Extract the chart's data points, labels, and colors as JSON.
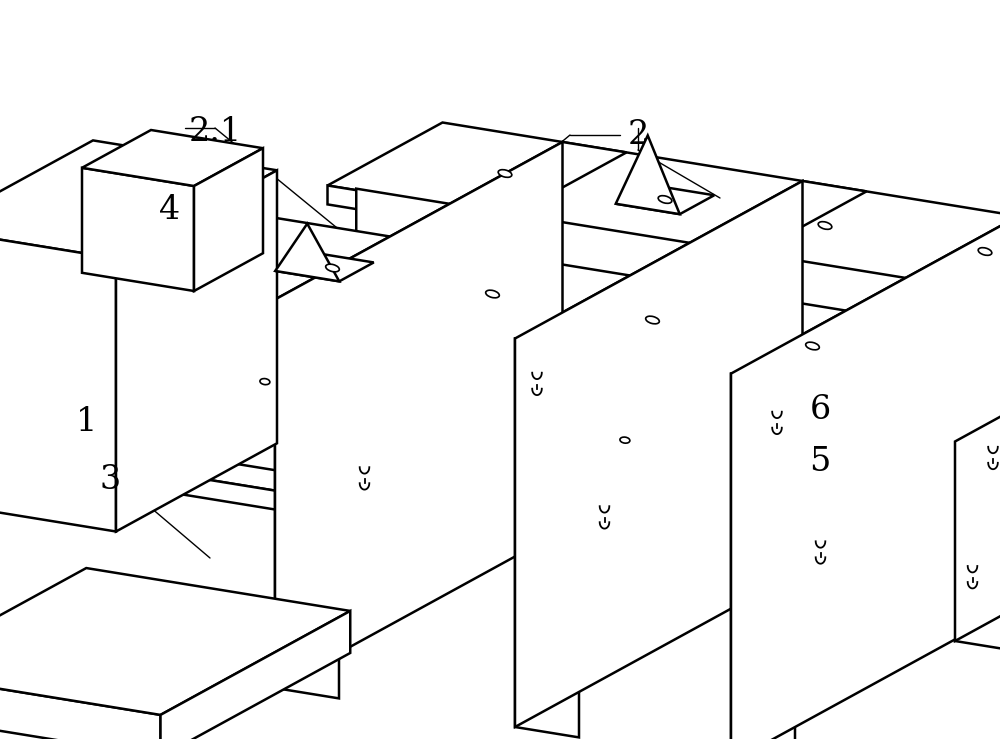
{
  "bg_color": "#ffffff",
  "line_color": "#000000",
  "line_width": 1.8,
  "thin_lw": 1.2,
  "fig_width": 10.0,
  "fig_height": 7.39,
  "label_fontsize": 24,
  "dpi": 100
}
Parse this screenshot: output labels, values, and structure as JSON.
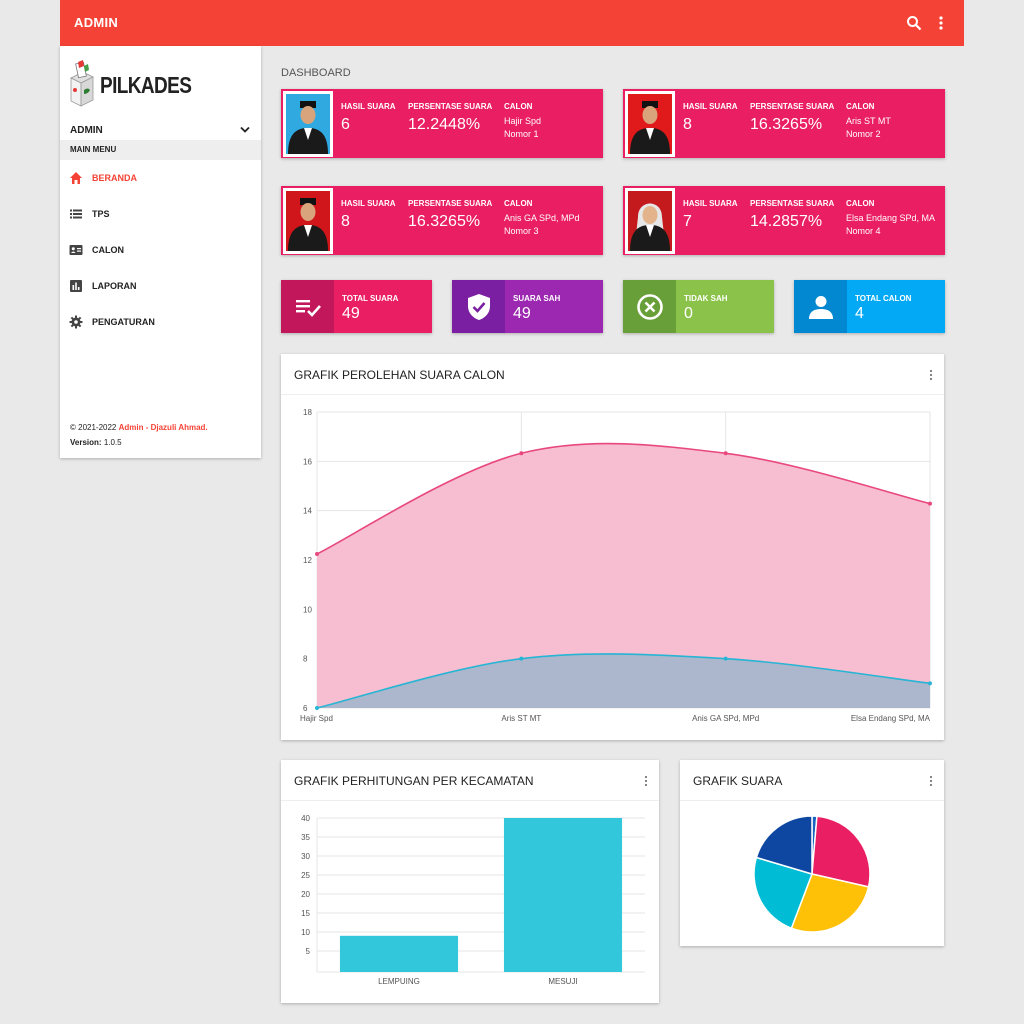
{
  "topbar": {
    "title": "ADMIN",
    "search_icon": "search-icon",
    "more_icon": "more-vert-icon",
    "color": "#f44336"
  },
  "sidebar": {
    "logo_text": "PILKADES",
    "user": "ADMIN",
    "menu_header": "MAIN MENU",
    "items": [
      {
        "label": "BERANDA",
        "icon": "home-icon",
        "active": true
      },
      {
        "label": "TPS",
        "icon": "list-icon",
        "active": false
      },
      {
        "label": "CALON",
        "icon": "id-card-icon",
        "active": false
      },
      {
        "label": "LAPORAN",
        "icon": "bar-chart-icon",
        "active": false
      },
      {
        "label": "PENGATURAN",
        "icon": "gear-icon",
        "active": false
      }
    ],
    "copyright": "© 2021-2022",
    "author": "Admin - Djazuli Ahmad.",
    "version_label": "Version:",
    "version": "1.0.5"
  },
  "page_title": "DASHBOARD",
  "candidates": [
    {
      "h_votes": "HASIL SUARA",
      "votes": "6",
      "h_pct": "PERSENTASE SUARA",
      "pct": "12.2448%",
      "h_cand": "CALON",
      "name": "Hajir Spd",
      "number": "Nomor 1",
      "photo_bg": "#2fa9e0"
    },
    {
      "h_votes": "HASIL SUARA",
      "votes": "8",
      "h_pct": "PERSENTASE SUARA",
      "pct": "16.3265%",
      "h_cand": "CALON",
      "name": "Aris ST MT",
      "number": "Nomor 2",
      "photo_bg": "#e0191b"
    },
    {
      "h_votes": "HASIL SUARA",
      "votes": "8",
      "h_pct": "PERSENTASE SUARA",
      "pct": "16.3265%",
      "h_cand": "CALON",
      "name": "Anis GA SPd, MPd",
      "number": "Nomor 3",
      "photo_bg": "#d0161a"
    },
    {
      "h_votes": "HASIL SUARA",
      "votes": "7",
      "h_pct": "PERSENTASE SUARA",
      "pct": "14.2857%",
      "h_cand": "CALON",
      "name": "Elsa Endang SPd, MA",
      "number": "Nomor 4",
      "photo_bg": "#c41a1e"
    }
  ],
  "stats": [
    {
      "label": "TOTAL SUARA",
      "value": "49",
      "icon": "checklist-icon",
      "color": "#e91e63",
      "icon_bg": "#c2185b"
    },
    {
      "label": "SUARA SAH",
      "value": "49",
      "icon": "shield-check-icon",
      "color": "#9c27b0",
      "icon_bg": "#7b1fa2"
    },
    {
      "label": "TIDAK SAH",
      "value": "0",
      "icon": "cancel-circle-icon",
      "color": "#8bc34a",
      "icon_bg": "#689f38"
    },
    {
      "label": "TOTAL CALON",
      "value": "4",
      "icon": "person-icon",
      "color": "#03a9f4",
      "icon_bg": "#0288d1"
    }
  ],
  "area_chart": {
    "title": "GRAFIK PEROLEHAN SUARA CALON",
    "chart_data": {
      "type": "area",
      "categories": [
        "Hajir Spd",
        "Aris ST MT",
        "Anis GA SPd, MPd",
        "Elsa Endang SPd, MA"
      ],
      "series": [
        {
          "values": [
            12.2448,
            16.3265,
            16.3265,
            14.2857
          ],
          "color": "#e8487d",
          "fill": "#f7b9cd"
        },
        {
          "values": [
            6,
            8,
            8,
            7
          ],
          "color": "#26b5d4",
          "fill": "#a8b6cc"
        }
      ],
      "yticks": [
        "6",
        "8",
        "10",
        "12",
        "14",
        "16",
        "18"
      ],
      "ylim": [
        6,
        18
      ],
      "grid": true
    }
  },
  "bar_chart": {
    "title": "GRAFIK PERHITUNGAN PER KECAMATAN",
    "chart_data": {
      "type": "bar",
      "categories": [
        "LEMPUING",
        "MESUJI"
      ],
      "values": [
        9,
        40
      ],
      "color": "#33c7dc",
      "yticks": [
        "5",
        "10",
        "15",
        "20",
        "25",
        "30",
        "35",
        "40"
      ],
      "ylim": [
        5,
        40
      ],
      "grid": true
    }
  },
  "pie_chart": {
    "title": "GRAFIK SUARA",
    "chart_data": {
      "type": "pie",
      "values": [
        6,
        8,
        8,
        7,
        0.4
      ],
      "colors": [
        "#0d47a1",
        "#e91e63",
        "#ffc107",
        "#00bcd4",
        "#1565c0"
      ]
    }
  }
}
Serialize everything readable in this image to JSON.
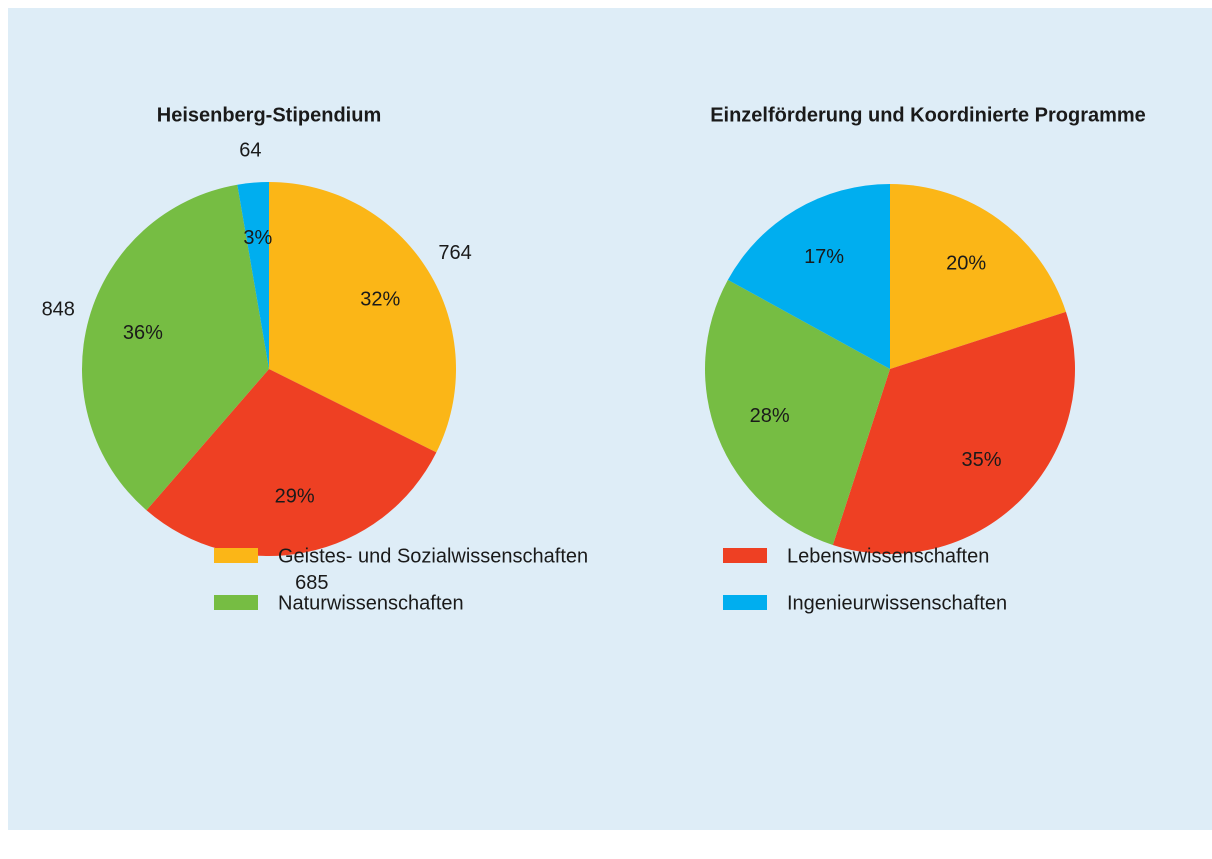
{
  "chart_data": [
    {
      "type": "pie",
      "title": "Heisenberg-Stipendium",
      "values": [
        764,
        685,
        848,
        64
      ],
      "percent_labels": [
        "32%",
        "29%",
        "36%",
        "3%"
      ]
    },
    {
      "type": "pie",
      "title": "Einzelförderung und Koordinierte Programme",
      "values": [
        20,
        35,
        28,
        17
      ],
      "value_labels": [
        "20%",
        "35%",
        "28%",
        "17%"
      ]
    }
  ],
  "legend": {
    "categories": [
      "Geistes- und Sozialwissenschaften",
      "Lebenswissenschaften",
      "Naturwissenschaften",
      "Ingenieurwissenschaften"
    ],
    "colors": [
      "#fbb617",
      "#ee4023",
      "#76bd43",
      "#00aeef"
    ]
  }
}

◇ ◇ ◇

■ **Exercise requirements**
Output all of the entries verbatim, leaving out any images.

■ **Exercise response**
Extract the chart's data points, labels, and colors as JSON.
{
  "bg_color": "#ffffff",
  "line_color": "#000000",
  "line_width": 1.8,
  "thin_lw": 1.2,
  "fig_width": 10.0,
  "fig_height": 7.39,
  "label_fontsize": 24,
  "dpi": 100
}
Parse this screenshot: output labels, values, and structure as JSON.
{
  "topbar": {
    "title": "ADMIN",
    "search_icon": "search-icon",
    "more_icon": "more-vert-icon",
    "color": "#f44336"
  },
  "sidebar": {
    "logo_text": "PILKADES",
    "user": "ADMIN",
    "menu_header": "MAIN MENU",
    "items": [
      {
        "label": "BERANDA",
        "icon": "home-icon",
        "active": true
      },
      {
        "label": "TPS",
        "icon": "list-icon",
        "active": false
      },
      {
        "label": "CALON",
        "icon": "id-card-icon",
        "active": false
      },
      {
        "label": "LAPORAN",
        "icon": "bar-chart-icon",
        "active": false
      },
      {
        "label": "PENGATURAN",
        "icon": "gear-icon",
        "active": false
      }
    ],
    "copyright": "© 2021-2022",
    "author": "Admin - Djazuli Ahmad.",
    "version_label": "Version:",
    "version": "1.0.5"
  },
  "page_title": "DASHBOARD",
  "candidates": [
    {
      "h_votes": "HASIL SUARA",
      "votes": "6",
      "h_pct": "PERSENTASE SUARA",
      "pct": "12.2448%",
      "h_cand": "CALON",
      "name": "Hajir Spd",
      "number": "Nomor 1",
      "photo_bg": "#2fa9e0"
    },
    {
      "h_votes": "HASIL SUARA",
      "votes": "8",
      "h_pct": "PERSENTASE SUARA",
      "pct": "16.3265%",
      "h_cand": "CALON",
      "name": "Aris ST MT",
      "number": "Nomor 2",
      "photo_bg": "#e0191b"
    },
    {
      "h_votes": "HASIL SUARA",
      "votes": "8",
      "h_pct": "PERSENTASE SUARA",
      "pct": "16.3265%",
      "h_cand": "CALON",
      "name": "Anis GA SPd, MPd",
      "number": "Nomor 3",
      "photo_bg": "#d0161a"
    },
    {
      "h_votes": "HASIL SUARA",
      "votes": "7",
      "h_pct": "PERSENTASE SUARA",
      "pct": "14.2857%",
      "h_cand": "CALON",
      "name": "Elsa Endang SPd, MA",
      "number": "Nomor 4",
      "photo_bg": "#c41a1e"
    }
  ],
  "stats": [
    {
      "label": "TOTAL SUARA",
      "value": "49",
      "icon": "checklist-icon",
      "color": "#e91e63",
      "icon_bg": "#c2185b"
    },
    {
      "label": "SUARA SAH",
      "value": "49",
      "icon": "shield-check-icon",
      "color": "#9c27b0",
      "icon_bg": "#7b1fa2"
    },
    {
      "label": "TIDAK SAH",
      "value": "0",
      "icon": "cancel-circle-icon",
      "color": "#8bc34a",
      "icon_bg": "#689f38"
    },
    {
      "label": "TOTAL CALON",
      "value": "4",
      "icon": "person-icon",
      "color": "#03a9f4",
      "icon_bg": "#0288d1"
    }
  ],
  "area_chart": {
    "title": "GRAFIK PEROLEHAN SUARA CALON",
    "chart_data": {
      "type": "area",
      "categories": [
        "Hajir Spd",
        "Aris ST MT",
        "Anis GA SPd, MPd",
        "Elsa Endang SPd, MA"
      ],
      "series": [
        {
          "values": [
            12.2448,
            16.3265,
            16.3265,
            14.2857
          ],
          "color": "#e8487d",
          "fill": "#f7b9cd"
        },
        {
          "values": [
            6,
            8,
            8,
            7
          ],
          "color": "#26b5d4",
          "fill": "#a8b6cc"
        }
      ],
      "yticks": [
        "6",
        "8",
        "10",
        "12",
        "14",
        "16",
        "18"
      ],
      "ylim": [
        6,
        18
      ],
      "grid": true
    }
  },
  "bar_chart": {
    "title": "GRAFIK PERHITUNGAN PER KECAMATAN",
    "chart_data": {
      "type": "bar",
      "categories": [
        "LEMPUING",
        "MESUJI"
      ],
      "values": [
        9,
        40
      ],
      "color": "#33c7dc",
      "yticks": [
        "5",
        "10",
        "15",
        "20",
        "25",
        "30",
        "35",
        "40"
      ],
      "ylim": [
        5,
        40
      ],
      "grid": true
    }
  },
  "pie_chart": {
    "title": "GRAFIK SUARA",
    "chart_data": {
      "type": "pie",
      "values": [
        6,
        8,
        8,
        7,
        0.4
      ],
      "colors": [
        "#0d47a1",
        "#e91e63",
        "#ffc107",
        "#00bcd4",
        "#1565c0"
      ]
    }
  }
}
Serialize everything readable in this image to JSON.
{
  "chart_data": [
    {
      "type": "pie",
      "title": "Heisenberg-Stipendium",
      "values": [
        764,
        685,
        848,
        64
      ],
      "percent_labels": [
        "32%",
        "29%",
        "36%",
        "3%"
      ]
    },
    {
      "type": "pie",
      "title": "Einzelförderung und Koordinierte Programme",
      "values": [
        20,
        35,
        28,
        17
      ],
      "value_labels": [
        "20%",
        "35%",
        "28%",
        "17%"
      ]
    }
  ],
  "legend": {
    "categories": [
      "Geistes- und Sozialwissenschaften",
      "Lebenswissenschaften",
      "Naturwissenschaften",
      "Ingenieurwissenschaften"
    ],
    "colors": [
      "#fbb617",
      "#ee4023",
      "#76bd43",
      "#00aeef"
    ]
  }
}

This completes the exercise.